* [Your task] Give back the entire listing verbatim.

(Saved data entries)
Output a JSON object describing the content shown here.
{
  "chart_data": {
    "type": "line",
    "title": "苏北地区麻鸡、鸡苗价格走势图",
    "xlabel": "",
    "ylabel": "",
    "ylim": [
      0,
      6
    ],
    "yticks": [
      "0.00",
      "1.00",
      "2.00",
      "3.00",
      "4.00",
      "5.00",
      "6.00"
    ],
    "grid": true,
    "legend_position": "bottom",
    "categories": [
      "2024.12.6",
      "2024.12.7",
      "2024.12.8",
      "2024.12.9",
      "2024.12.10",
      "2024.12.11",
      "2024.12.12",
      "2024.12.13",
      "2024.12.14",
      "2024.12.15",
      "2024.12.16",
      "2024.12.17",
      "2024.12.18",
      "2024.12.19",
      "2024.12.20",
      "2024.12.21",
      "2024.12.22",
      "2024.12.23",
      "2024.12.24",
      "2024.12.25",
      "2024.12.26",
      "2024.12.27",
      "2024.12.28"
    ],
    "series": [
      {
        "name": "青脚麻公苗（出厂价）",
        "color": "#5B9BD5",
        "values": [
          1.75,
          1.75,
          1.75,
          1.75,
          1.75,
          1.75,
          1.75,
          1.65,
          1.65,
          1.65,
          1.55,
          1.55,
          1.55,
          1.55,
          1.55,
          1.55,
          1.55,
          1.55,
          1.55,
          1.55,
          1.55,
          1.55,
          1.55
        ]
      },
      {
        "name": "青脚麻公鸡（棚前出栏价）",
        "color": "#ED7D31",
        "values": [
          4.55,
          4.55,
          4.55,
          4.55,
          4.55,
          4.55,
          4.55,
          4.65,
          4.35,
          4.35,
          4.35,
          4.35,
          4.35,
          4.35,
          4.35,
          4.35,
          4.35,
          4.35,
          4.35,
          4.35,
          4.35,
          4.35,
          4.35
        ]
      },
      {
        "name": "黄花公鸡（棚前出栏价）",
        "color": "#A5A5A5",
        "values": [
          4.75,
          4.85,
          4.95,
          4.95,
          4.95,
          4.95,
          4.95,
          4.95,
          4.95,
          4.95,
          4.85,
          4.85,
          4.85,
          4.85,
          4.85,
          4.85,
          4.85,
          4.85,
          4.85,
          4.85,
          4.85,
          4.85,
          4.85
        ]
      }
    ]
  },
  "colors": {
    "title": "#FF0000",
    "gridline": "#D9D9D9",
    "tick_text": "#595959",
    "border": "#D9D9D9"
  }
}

* [Response to the exercise]
Output a JSON object describing the content shown here.
{
  "chart_data": {
    "type": "line",
    "title": "苏北地区麻鸡、鸡苗价格走势图",
    "xlabel": "",
    "ylabel": "",
    "ylim": [
      0,
      6
    ],
    "yticks": [
      "0.00",
      "1.00",
      "2.00",
      "3.00",
      "4.00",
      "5.00",
      "6.00"
    ],
    "grid": true,
    "legend_position": "bottom",
    "categories": [
      "2024.12.6",
      "2024.12.7",
      "2024.12.8",
      "2024.12.9",
      "2024.12.10",
      "2024.12.11",
      "2024.12.12",
      "2024.12.13",
      "2024.12.14",
      "2024.12.15",
      "2024.12.16",
      "2024.12.17",
      "2024.12.18",
      "2024.12.19",
      "2024.12.20",
      "2024.12.21",
      "2024.12.22",
      "2024.12.23",
      "2024.12.24",
      "2024.12.25",
      "2024.12.26",
      "2024.12.27",
      "2024.12.28"
    ],
    "series": [
      {
        "name": "青脚麻公苗（出厂价）",
        "color": "#5B9BD5",
        "values": [
          1.75,
          1.75,
          1.75,
          1.75,
          1.75,
          1.75,
          1.75,
          1.65,
          1.65,
          1.65,
          1.55,
          1.55,
          1.55,
          1.55,
          1.55,
          1.55,
          1.55,
          1.55,
          1.55,
          1.55,
          1.55,
          1.55,
          1.55
        ]
      },
      {
        "name": "青脚麻公鸡（棚前出栏价）",
        "color": "#ED7D31",
        "values": [
          4.55,
          4.55,
          4.55,
          4.55,
          4.55,
          4.55,
          4.55,
          4.65,
          4.35,
          4.35,
          4.35,
          4.35,
          4.35,
          4.35,
          4.35,
          4.35,
          4.35,
          4.35,
          4.35,
          4.35,
          4.35,
          4.35,
          4.35
        ]
      },
      {
        "name": "黄花公鸡（棚前出栏价）",
        "color": "#A5A5A5",
        "values": [
          4.75,
          4.85,
          4.95,
          4.95,
          4.95,
          4.95,
          4.95,
          4.95,
          4.95,
          4.95,
          4.85,
          4.85,
          4.85,
          4.85,
          4.85,
          4.85,
          4.85,
          4.85,
          4.85,
          4.85,
          4.85,
          4.85,
          4.85
        ]
      }
    ]
  },
  "colors": {
    "title": "#FF0000",
    "gridline": "#D9D9D9",
    "tick_text": "#595959",
    "border": "#D9D9D9"
  }
}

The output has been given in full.